Dataset records:
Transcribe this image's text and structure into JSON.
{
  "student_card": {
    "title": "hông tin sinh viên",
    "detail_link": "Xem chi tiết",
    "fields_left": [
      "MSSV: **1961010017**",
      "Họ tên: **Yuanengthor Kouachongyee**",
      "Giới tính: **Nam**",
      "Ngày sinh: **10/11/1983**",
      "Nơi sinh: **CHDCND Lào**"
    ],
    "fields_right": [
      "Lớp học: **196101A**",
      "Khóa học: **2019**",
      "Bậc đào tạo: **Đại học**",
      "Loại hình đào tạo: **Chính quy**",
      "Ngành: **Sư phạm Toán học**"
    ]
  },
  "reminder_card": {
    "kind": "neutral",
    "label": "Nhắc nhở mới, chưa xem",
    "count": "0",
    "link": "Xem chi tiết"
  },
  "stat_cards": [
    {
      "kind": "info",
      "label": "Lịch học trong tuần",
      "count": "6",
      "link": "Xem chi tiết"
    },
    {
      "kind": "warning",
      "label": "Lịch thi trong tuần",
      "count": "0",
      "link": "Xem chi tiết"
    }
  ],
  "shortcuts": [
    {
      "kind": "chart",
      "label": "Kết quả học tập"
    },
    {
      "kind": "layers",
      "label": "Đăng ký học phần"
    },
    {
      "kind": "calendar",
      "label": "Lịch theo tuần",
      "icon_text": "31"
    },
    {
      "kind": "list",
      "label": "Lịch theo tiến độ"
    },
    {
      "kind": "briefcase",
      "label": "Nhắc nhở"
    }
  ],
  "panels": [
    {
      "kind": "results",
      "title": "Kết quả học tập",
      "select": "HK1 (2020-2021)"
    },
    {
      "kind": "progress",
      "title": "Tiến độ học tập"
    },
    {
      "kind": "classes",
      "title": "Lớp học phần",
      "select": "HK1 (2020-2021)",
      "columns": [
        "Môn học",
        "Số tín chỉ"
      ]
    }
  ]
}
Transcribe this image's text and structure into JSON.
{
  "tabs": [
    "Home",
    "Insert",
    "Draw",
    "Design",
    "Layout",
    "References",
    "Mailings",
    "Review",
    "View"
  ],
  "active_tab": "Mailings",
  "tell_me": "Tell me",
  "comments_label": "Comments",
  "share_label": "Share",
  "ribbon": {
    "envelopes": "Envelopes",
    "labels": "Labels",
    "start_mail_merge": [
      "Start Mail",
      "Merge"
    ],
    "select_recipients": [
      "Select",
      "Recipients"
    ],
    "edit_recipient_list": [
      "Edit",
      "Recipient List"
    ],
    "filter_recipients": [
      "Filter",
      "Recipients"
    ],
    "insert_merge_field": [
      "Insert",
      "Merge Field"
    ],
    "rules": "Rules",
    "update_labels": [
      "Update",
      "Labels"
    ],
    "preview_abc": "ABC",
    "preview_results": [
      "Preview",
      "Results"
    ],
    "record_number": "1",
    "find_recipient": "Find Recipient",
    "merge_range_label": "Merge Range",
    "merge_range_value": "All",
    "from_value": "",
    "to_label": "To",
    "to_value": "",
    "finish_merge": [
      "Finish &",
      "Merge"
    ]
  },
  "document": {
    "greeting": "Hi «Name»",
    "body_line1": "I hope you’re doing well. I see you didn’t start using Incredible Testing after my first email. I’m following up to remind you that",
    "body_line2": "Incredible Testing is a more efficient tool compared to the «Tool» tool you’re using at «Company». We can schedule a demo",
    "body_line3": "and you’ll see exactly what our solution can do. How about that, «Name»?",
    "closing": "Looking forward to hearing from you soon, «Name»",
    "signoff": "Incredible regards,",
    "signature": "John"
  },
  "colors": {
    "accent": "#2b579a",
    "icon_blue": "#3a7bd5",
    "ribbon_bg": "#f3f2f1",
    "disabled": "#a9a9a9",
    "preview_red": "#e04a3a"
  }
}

TO DO -
Identify and copy lines that hold the string "kind".

FINAL RESULT -
    "kind": "neutral",
      "kind": "info",
      "kind": "warning",
      "kind": "chart",
      "kind": "layers",
      "kind": "calendar",
      "kind": "list",
      "kind": "briefcase",
      "kind": "results",
      "kind": "progress",
      "kind": "classes",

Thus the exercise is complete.